(Figure contents as structured data)
* * * * * * *
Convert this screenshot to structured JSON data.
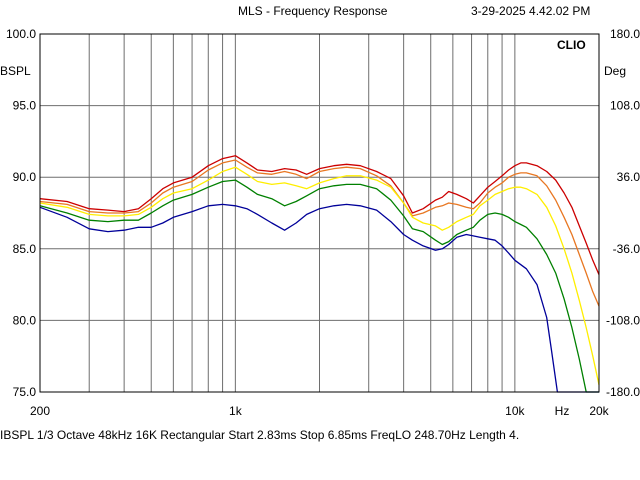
{
  "header": {
    "title": "MLS - Frequency Response",
    "timestamp": "3-29-2025 4.42.02 PM",
    "brand": "CLIO"
  },
  "footer": {
    "text": "IBSPL   1/3 Octave   48kHz   16K   Rectangular   Start 2.83ms    Stop 6.85ms    FreqLO 248.70Hz   Length 4."
  },
  "chart_data": {
    "type": "line",
    "title": "MLS - Frequency Response",
    "x_scale": "log",
    "xlim": [
      200,
      20000
    ],
    "ylim": [
      75,
      100
    ],
    "y2lim": [
      -180,
      180
    ],
    "ylabel": "BSPL",
    "y2label": "Deg",
    "xlabel": "Hz",
    "grid": true,
    "x_ticks": [
      {
        "value": 200,
        "label": "200"
      },
      {
        "value": 1000,
        "label": "1k"
      },
      {
        "value": 10000,
        "label": "10k"
      },
      {
        "value": 20000,
        "label": "20k"
      }
    ],
    "y_ticks": [
      {
        "value": 100,
        "label": "100.0"
      },
      {
        "value": 95,
        "label": "95.0"
      },
      {
        "value": 90,
        "label": "90.0"
      },
      {
        "value": 85,
        "label": "85.0"
      },
      {
        "value": 80,
        "label": "80.0"
      },
      {
        "value": 75,
        "label": "75.0"
      }
    ],
    "y2_ticks": [
      {
        "value": 180,
        "label": "180.0"
      },
      {
        "value": 108,
        "label": "108.0"
      },
      {
        "value": 36,
        "label": "36.0"
      },
      {
        "value": -36,
        "label": "-36.0"
      },
      {
        "value": -108,
        "label": "-108.0"
      },
      {
        "value": -180,
        "label": "-180.0"
      }
    ],
    "series": [
      {
        "color": "#cc0000",
        "points": [
          [
            200,
            88.5
          ],
          [
            250,
            88.3
          ],
          [
            300,
            87.8
          ],
          [
            350,
            87.7
          ],
          [
            400,
            87.6
          ],
          [
            450,
            87.8
          ],
          [
            500,
            88.5
          ],
          [
            550,
            89.2
          ],
          [
            600,
            89.6
          ],
          [
            700,
            90.0
          ],
          [
            800,
            90.8
          ],
          [
            900,
            91.3
          ],
          [
            1000,
            91.5
          ],
          [
            1100,
            91.0
          ],
          [
            1200,
            90.5
          ],
          [
            1350,
            90.4
          ],
          [
            1500,
            90.6
          ],
          [
            1650,
            90.5
          ],
          [
            1800,
            90.2
          ],
          [
            2000,
            90.6
          ],
          [
            2250,
            90.8
          ],
          [
            2500,
            90.9
          ],
          [
            2800,
            90.8
          ],
          [
            3200,
            90.4
          ],
          [
            3600,
            89.9
          ],
          [
            4000,
            88.7
          ],
          [
            4300,
            87.5
          ],
          [
            4700,
            87.8
          ],
          [
            5200,
            88.4
          ],
          [
            5500,
            88.6
          ],
          [
            5800,
            89.0
          ],
          [
            6200,
            88.8
          ],
          [
            6700,
            88.5
          ],
          [
            7100,
            88.2
          ],
          [
            7500,
            88.7
          ],
          [
            8000,
            89.3
          ],
          [
            8500,
            89.7
          ],
          [
            9000,
            90.1
          ],
          [
            9500,
            90.5
          ],
          [
            10000,
            90.8
          ],
          [
            10500,
            91.0
          ],
          [
            11000,
            91.0
          ],
          [
            12000,
            90.8
          ],
          [
            13000,
            90.4
          ],
          [
            14000,
            89.8
          ],
          [
            15000,
            88.9
          ],
          [
            16000,
            87.9
          ],
          [
            17000,
            86.6
          ],
          [
            18000,
            85.4
          ],
          [
            19000,
            84.2
          ],
          [
            20000,
            83.2
          ]
        ]
      },
      {
        "color": "#e87722",
        "points": [
          [
            200,
            88.3
          ],
          [
            250,
            88.1
          ],
          [
            300,
            87.6
          ],
          [
            350,
            87.5
          ],
          [
            400,
            87.5
          ],
          [
            450,
            87.6
          ],
          [
            500,
            88.2
          ],
          [
            550,
            88.9
          ],
          [
            600,
            89.3
          ],
          [
            700,
            89.7
          ],
          [
            800,
            90.5
          ],
          [
            900,
            91.0
          ],
          [
            1000,
            91.2
          ],
          [
            1100,
            90.7
          ],
          [
            1200,
            90.3
          ],
          [
            1350,
            90.2
          ],
          [
            1500,
            90.4
          ],
          [
            1650,
            90.2
          ],
          [
            1800,
            89.9
          ],
          [
            2000,
            90.4
          ],
          [
            2250,
            90.6
          ],
          [
            2500,
            90.7
          ],
          [
            2800,
            90.6
          ],
          [
            3200,
            90.1
          ],
          [
            3600,
            89.4
          ],
          [
            4000,
            88.2
          ],
          [
            4300,
            87.3
          ],
          [
            4700,
            87.5
          ],
          [
            5200,
            87.9
          ],
          [
            5500,
            88.0
          ],
          [
            5800,
            88.2
          ],
          [
            6200,
            88.1
          ],
          [
            6700,
            87.9
          ],
          [
            7100,
            87.8
          ],
          [
            7500,
            88.2
          ],
          [
            8000,
            88.9
          ],
          [
            8500,
            89.3
          ],
          [
            9000,
            89.6
          ],
          [
            9500,
            90.0
          ],
          [
            10000,
            90.2
          ],
          [
            10500,
            90.3
          ],
          [
            11000,
            90.3
          ],
          [
            12000,
            90.1
          ],
          [
            13000,
            89.4
          ],
          [
            14000,
            88.4
          ],
          [
            15000,
            87.2
          ],
          [
            16000,
            86.0
          ],
          [
            17000,
            84.6
          ],
          [
            18000,
            83.3
          ],
          [
            19000,
            82.0
          ],
          [
            20000,
            81.0
          ]
        ]
      },
      {
        "color": "#ffee00",
        "points": [
          [
            200,
            88.2
          ],
          [
            250,
            87.9
          ],
          [
            300,
            87.4
          ],
          [
            350,
            87.3
          ],
          [
            400,
            87.3
          ],
          [
            450,
            87.4
          ],
          [
            500,
            87.9
          ],
          [
            550,
            88.5
          ],
          [
            600,
            88.9
          ],
          [
            700,
            89.2
          ],
          [
            800,
            89.8
          ],
          [
            900,
            90.4
          ],
          [
            1000,
            90.7
          ],
          [
            1100,
            90.2
          ],
          [
            1200,
            89.7
          ],
          [
            1350,
            89.5
          ],
          [
            1500,
            89.6
          ],
          [
            1650,
            89.4
          ],
          [
            1800,
            89.2
          ],
          [
            2000,
            89.6
          ],
          [
            2250,
            89.9
          ],
          [
            2500,
            90.1
          ],
          [
            2800,
            90.1
          ],
          [
            3200,
            89.8
          ],
          [
            3600,
            89.3
          ],
          [
            4000,
            88.2
          ],
          [
            4300,
            87.2
          ],
          [
            4700,
            86.8
          ],
          [
            5200,
            86.6
          ],
          [
            5500,
            86.3
          ],
          [
            5800,
            86.5
          ],
          [
            6200,
            86.9
          ],
          [
            6700,
            87.2
          ],
          [
            7100,
            87.4
          ],
          [
            7500,
            88.0
          ],
          [
            8000,
            88.4
          ],
          [
            8500,
            88.8
          ],
          [
            9000,
            89.0
          ],
          [
            9500,
            89.2
          ],
          [
            10000,
            89.3
          ],
          [
            10500,
            89.3
          ],
          [
            11000,
            89.2
          ],
          [
            12000,
            88.8
          ],
          [
            13000,
            87.9
          ],
          [
            14000,
            86.6
          ],
          [
            15000,
            85.0
          ],
          [
            16000,
            83.3
          ],
          [
            17000,
            81.4
          ],
          [
            18000,
            79.5
          ],
          [
            19000,
            77.5
          ],
          [
            20000,
            75.5
          ]
        ]
      },
      {
        "color": "#008000",
        "points": [
          [
            200,
            88.0
          ],
          [
            250,
            87.5
          ],
          [
            300,
            87.0
          ],
          [
            350,
            86.9
          ],
          [
            400,
            87.0
          ],
          [
            450,
            87.0
          ],
          [
            500,
            87.5
          ],
          [
            550,
            88.0
          ],
          [
            600,
            88.4
          ],
          [
            700,
            88.8
          ],
          [
            800,
            89.3
          ],
          [
            900,
            89.7
          ],
          [
            1000,
            89.8
          ],
          [
            1100,
            89.3
          ],
          [
            1200,
            88.8
          ],
          [
            1350,
            88.5
          ],
          [
            1500,
            88.0
          ],
          [
            1650,
            88.3
          ],
          [
            1800,
            88.7
          ],
          [
            2000,
            89.2
          ],
          [
            2250,
            89.4
          ],
          [
            2500,
            89.5
          ],
          [
            2800,
            89.5
          ],
          [
            3200,
            89.2
          ],
          [
            3600,
            88.4
          ],
          [
            4000,
            87.3
          ],
          [
            4300,
            86.4
          ],
          [
            4700,
            86.2
          ],
          [
            5200,
            85.6
          ],
          [
            5500,
            85.3
          ],
          [
            5800,
            85.5
          ],
          [
            6200,
            86.0
          ],
          [
            6700,
            86.3
          ],
          [
            7100,
            86.5
          ],
          [
            7500,
            87.0
          ],
          [
            8000,
            87.4
          ],
          [
            8500,
            87.5
          ],
          [
            9000,
            87.4
          ],
          [
            9500,
            87.2
          ],
          [
            10000,
            86.9
          ],
          [
            10500,
            86.7
          ],
          [
            11000,
            86.5
          ],
          [
            12000,
            85.7
          ],
          [
            13000,
            84.6
          ],
          [
            14000,
            83.3
          ],
          [
            15000,
            81.5
          ],
          [
            16000,
            79.5
          ],
          [
            17000,
            77.3
          ],
          [
            18000,
            75.0
          ],
          [
            20000,
            75.0
          ]
        ]
      },
      {
        "color": "#000099",
        "points": [
          [
            200,
            87.9
          ],
          [
            250,
            87.2
          ],
          [
            300,
            86.4
          ],
          [
            350,
            86.2
          ],
          [
            400,
            86.3
          ],
          [
            450,
            86.5
          ],
          [
            500,
            86.5
          ],
          [
            550,
            86.8
          ],
          [
            600,
            87.2
          ],
          [
            700,
            87.6
          ],
          [
            800,
            88.0
          ],
          [
            900,
            88.1
          ],
          [
            1000,
            88.0
          ],
          [
            1100,
            87.8
          ],
          [
            1200,
            87.4
          ],
          [
            1350,
            86.8
          ],
          [
            1500,
            86.3
          ],
          [
            1650,
            86.8
          ],
          [
            1800,
            87.4
          ],
          [
            2000,
            87.8
          ],
          [
            2250,
            88.0
          ],
          [
            2500,
            88.1
          ],
          [
            2800,
            88.0
          ],
          [
            3200,
            87.7
          ],
          [
            3600,
            86.9
          ],
          [
            4000,
            86.0
          ],
          [
            4300,
            85.6
          ],
          [
            4700,
            85.2
          ],
          [
            5200,
            84.9
          ],
          [
            5500,
            85.0
          ],
          [
            5800,
            85.3
          ],
          [
            6200,
            85.8
          ],
          [
            6700,
            86.0
          ],
          [
            7100,
            85.9
          ],
          [
            7500,
            85.8
          ],
          [
            8000,
            85.7
          ],
          [
            8500,
            85.6
          ],
          [
            9000,
            85.2
          ],
          [
            9500,
            84.7
          ],
          [
            10000,
            84.2
          ],
          [
            11000,
            83.6
          ],
          [
            12000,
            82.5
          ],
          [
            13000,
            80.2
          ],
          [
            13500,
            78.0
          ],
          [
            14200,
            75.0
          ],
          [
            20000,
            75.0
          ]
        ]
      }
    ]
  }
}
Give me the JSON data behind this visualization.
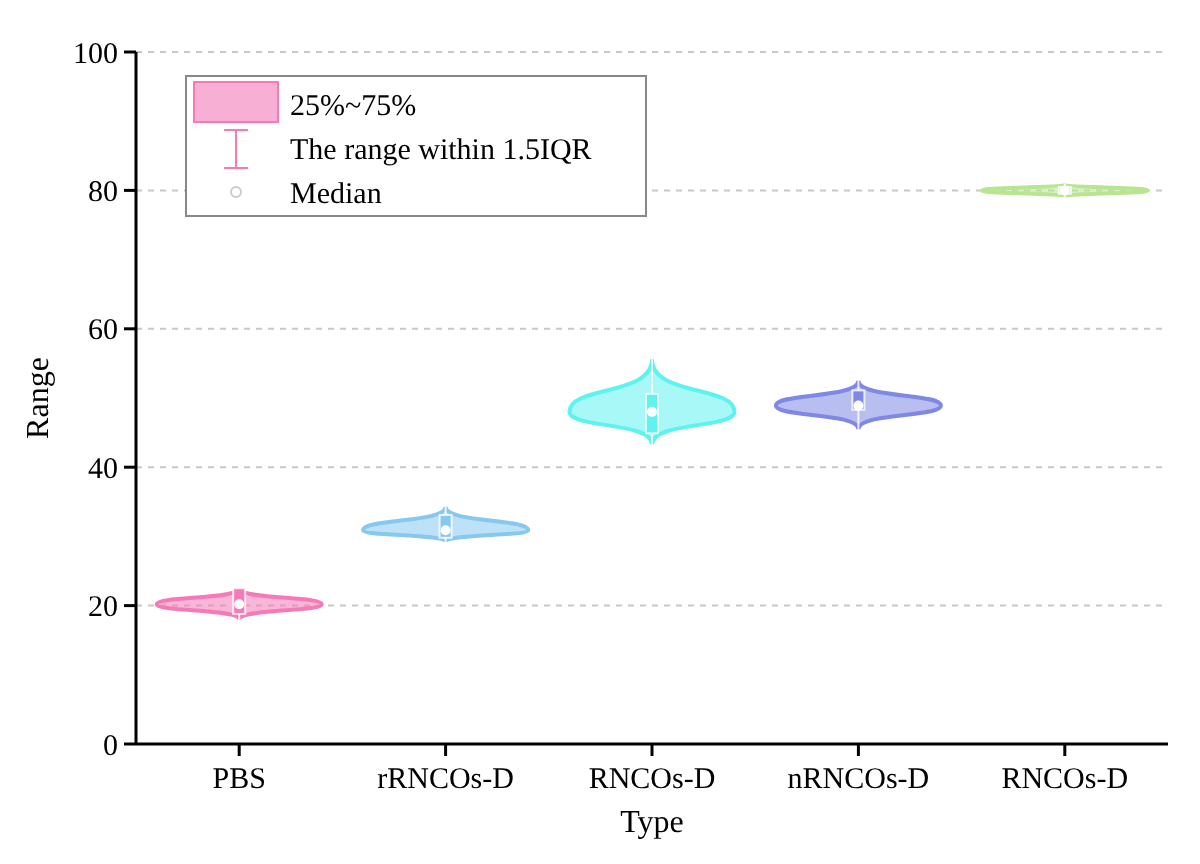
* * * * * * *
What is required: Wherever "JSON" shows up in a line, copy that line.

Full output:
Convert this screenshot to structured JSON data.
Give me the JSON data behind this visualization.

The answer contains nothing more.